Document excerpt:
-------------------------
# Race at Medora Avenue Raceway March 2 GLS Rules



## brownie374 (Nov 21, 2007)

Race at my house March 2nd doors open at 11 race at 12:30,Skinny Tire,Fat tire and Indy cars.$7 to race Deep dish pizza for lunch.Come race for 1st the fast guys will be at the Fray!:wave:


----------



## honda27 (Apr 17, 2008)

*race*

ill be there see u then.


----------



## Ratwagon64 (Dec 23, 2011)

I'm in and hopefully no snow. LOL  Pat


----------



## honda27 (Apr 17, 2008)

*race*

the fast 2 guys will be on the plane on there way back home we can take pics of us racin and send to mikes phone so they can see us racin lol.


----------



## Ratwagon64 (Dec 23, 2011)

Well Darrell guess what. I will not be able to make the race either. Just found out I will be moving my daughter that weekend. She just got a new job in Madison Wi. Now for sure I'm hoping for no snow. Pat


----------



## 9finger hobbies (Mar 11, 2008)
-------------------------
Data excerpts:
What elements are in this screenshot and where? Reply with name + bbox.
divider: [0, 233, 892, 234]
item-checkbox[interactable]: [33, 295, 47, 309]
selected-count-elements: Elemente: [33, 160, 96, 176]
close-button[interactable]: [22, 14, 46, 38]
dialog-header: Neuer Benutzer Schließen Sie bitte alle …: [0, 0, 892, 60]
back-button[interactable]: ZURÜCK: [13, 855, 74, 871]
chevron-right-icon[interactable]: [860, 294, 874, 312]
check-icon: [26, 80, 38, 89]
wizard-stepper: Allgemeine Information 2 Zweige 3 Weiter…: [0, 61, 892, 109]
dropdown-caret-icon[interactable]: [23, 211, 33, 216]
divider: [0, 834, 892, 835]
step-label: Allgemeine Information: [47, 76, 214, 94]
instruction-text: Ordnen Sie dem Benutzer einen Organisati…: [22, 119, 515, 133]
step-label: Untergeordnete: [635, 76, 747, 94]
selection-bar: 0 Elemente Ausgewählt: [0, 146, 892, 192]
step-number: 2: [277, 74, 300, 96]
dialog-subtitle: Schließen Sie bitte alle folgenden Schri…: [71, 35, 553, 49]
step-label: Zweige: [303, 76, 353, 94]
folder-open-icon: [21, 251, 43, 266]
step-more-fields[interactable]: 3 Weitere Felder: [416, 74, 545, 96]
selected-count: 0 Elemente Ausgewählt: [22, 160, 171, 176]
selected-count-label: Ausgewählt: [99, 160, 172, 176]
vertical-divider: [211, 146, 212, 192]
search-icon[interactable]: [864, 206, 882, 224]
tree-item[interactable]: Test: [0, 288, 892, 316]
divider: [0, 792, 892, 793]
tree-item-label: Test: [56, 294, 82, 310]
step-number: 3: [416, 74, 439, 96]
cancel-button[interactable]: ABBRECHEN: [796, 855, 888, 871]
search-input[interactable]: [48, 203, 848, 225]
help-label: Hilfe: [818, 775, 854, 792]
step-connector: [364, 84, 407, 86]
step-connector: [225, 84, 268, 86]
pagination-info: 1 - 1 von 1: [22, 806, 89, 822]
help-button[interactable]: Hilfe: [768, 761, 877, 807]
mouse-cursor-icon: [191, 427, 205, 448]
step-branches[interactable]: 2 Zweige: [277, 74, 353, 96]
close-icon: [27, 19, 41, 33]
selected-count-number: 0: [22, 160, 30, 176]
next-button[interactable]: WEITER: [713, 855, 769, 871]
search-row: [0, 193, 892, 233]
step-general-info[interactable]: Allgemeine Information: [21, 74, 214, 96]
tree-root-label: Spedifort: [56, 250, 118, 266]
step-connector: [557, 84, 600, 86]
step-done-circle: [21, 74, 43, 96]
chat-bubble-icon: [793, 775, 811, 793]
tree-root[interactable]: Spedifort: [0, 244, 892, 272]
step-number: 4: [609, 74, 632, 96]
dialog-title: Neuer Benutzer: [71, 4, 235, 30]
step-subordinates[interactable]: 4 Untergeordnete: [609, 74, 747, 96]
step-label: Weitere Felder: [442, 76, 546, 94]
-------------------------
Task directions: According to the race thread, how much does it cost to race?

Exercise answer: $7